═══ MATERIAL PROVIDED ═══

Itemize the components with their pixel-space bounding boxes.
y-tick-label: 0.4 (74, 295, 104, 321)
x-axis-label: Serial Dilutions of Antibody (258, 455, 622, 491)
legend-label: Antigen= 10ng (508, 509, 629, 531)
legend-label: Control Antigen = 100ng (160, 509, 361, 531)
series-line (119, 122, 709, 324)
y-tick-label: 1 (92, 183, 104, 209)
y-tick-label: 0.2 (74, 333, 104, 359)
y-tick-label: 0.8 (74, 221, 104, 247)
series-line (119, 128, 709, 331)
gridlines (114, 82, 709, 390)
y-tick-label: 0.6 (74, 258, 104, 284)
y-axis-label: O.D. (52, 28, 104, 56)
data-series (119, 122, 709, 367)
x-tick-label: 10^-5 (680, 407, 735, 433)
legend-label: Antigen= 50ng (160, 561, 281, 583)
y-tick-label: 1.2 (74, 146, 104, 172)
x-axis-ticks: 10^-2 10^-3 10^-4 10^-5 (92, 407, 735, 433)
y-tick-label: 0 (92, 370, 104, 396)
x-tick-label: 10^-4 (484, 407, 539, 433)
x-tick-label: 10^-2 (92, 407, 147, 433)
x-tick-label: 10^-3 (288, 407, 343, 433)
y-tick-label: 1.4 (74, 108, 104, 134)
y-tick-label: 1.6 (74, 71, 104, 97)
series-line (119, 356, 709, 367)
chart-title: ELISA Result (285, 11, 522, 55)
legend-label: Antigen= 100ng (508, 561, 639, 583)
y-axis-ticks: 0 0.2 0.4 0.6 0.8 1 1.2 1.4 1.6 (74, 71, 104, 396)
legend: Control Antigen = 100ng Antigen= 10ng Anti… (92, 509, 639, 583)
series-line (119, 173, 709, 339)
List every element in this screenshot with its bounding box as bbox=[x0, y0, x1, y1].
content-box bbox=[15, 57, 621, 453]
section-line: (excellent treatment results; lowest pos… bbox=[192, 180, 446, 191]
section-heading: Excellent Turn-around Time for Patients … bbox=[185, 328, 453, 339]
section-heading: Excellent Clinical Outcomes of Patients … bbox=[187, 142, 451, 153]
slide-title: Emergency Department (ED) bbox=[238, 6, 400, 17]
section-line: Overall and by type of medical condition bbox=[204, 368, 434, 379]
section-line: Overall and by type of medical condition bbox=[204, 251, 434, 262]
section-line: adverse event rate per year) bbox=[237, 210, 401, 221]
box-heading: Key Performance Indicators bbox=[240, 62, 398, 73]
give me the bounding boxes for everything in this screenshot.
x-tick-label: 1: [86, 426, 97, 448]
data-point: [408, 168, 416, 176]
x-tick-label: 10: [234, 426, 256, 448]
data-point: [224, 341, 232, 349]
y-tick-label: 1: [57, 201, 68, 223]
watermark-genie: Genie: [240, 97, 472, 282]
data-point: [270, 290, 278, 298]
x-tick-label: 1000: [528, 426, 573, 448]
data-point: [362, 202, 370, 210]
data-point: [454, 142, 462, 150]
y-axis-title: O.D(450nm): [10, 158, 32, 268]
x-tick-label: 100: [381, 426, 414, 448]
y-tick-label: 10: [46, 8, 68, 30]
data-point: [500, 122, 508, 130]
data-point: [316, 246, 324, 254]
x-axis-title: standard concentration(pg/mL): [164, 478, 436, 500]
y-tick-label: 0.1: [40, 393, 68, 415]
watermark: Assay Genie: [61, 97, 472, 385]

═══

● **ABOUT THIS TASK**
Copy out all the lines of the records that include "Antigen".

● **ANSWER BOX**
legend-label: Antigen= 10ng (508, 509, 629, 531)
legend-label: Control Antigen = 100ng (160, 509, 361, 531)
legend-label: Antigen= 50ng (160, 561, 281, 583)
legend-label: Antigen= 100ng (508, 561, 639, 583)
legend: Control Antigen = 100ng Antigen= 10ng Anti… (92, 509, 639, 583)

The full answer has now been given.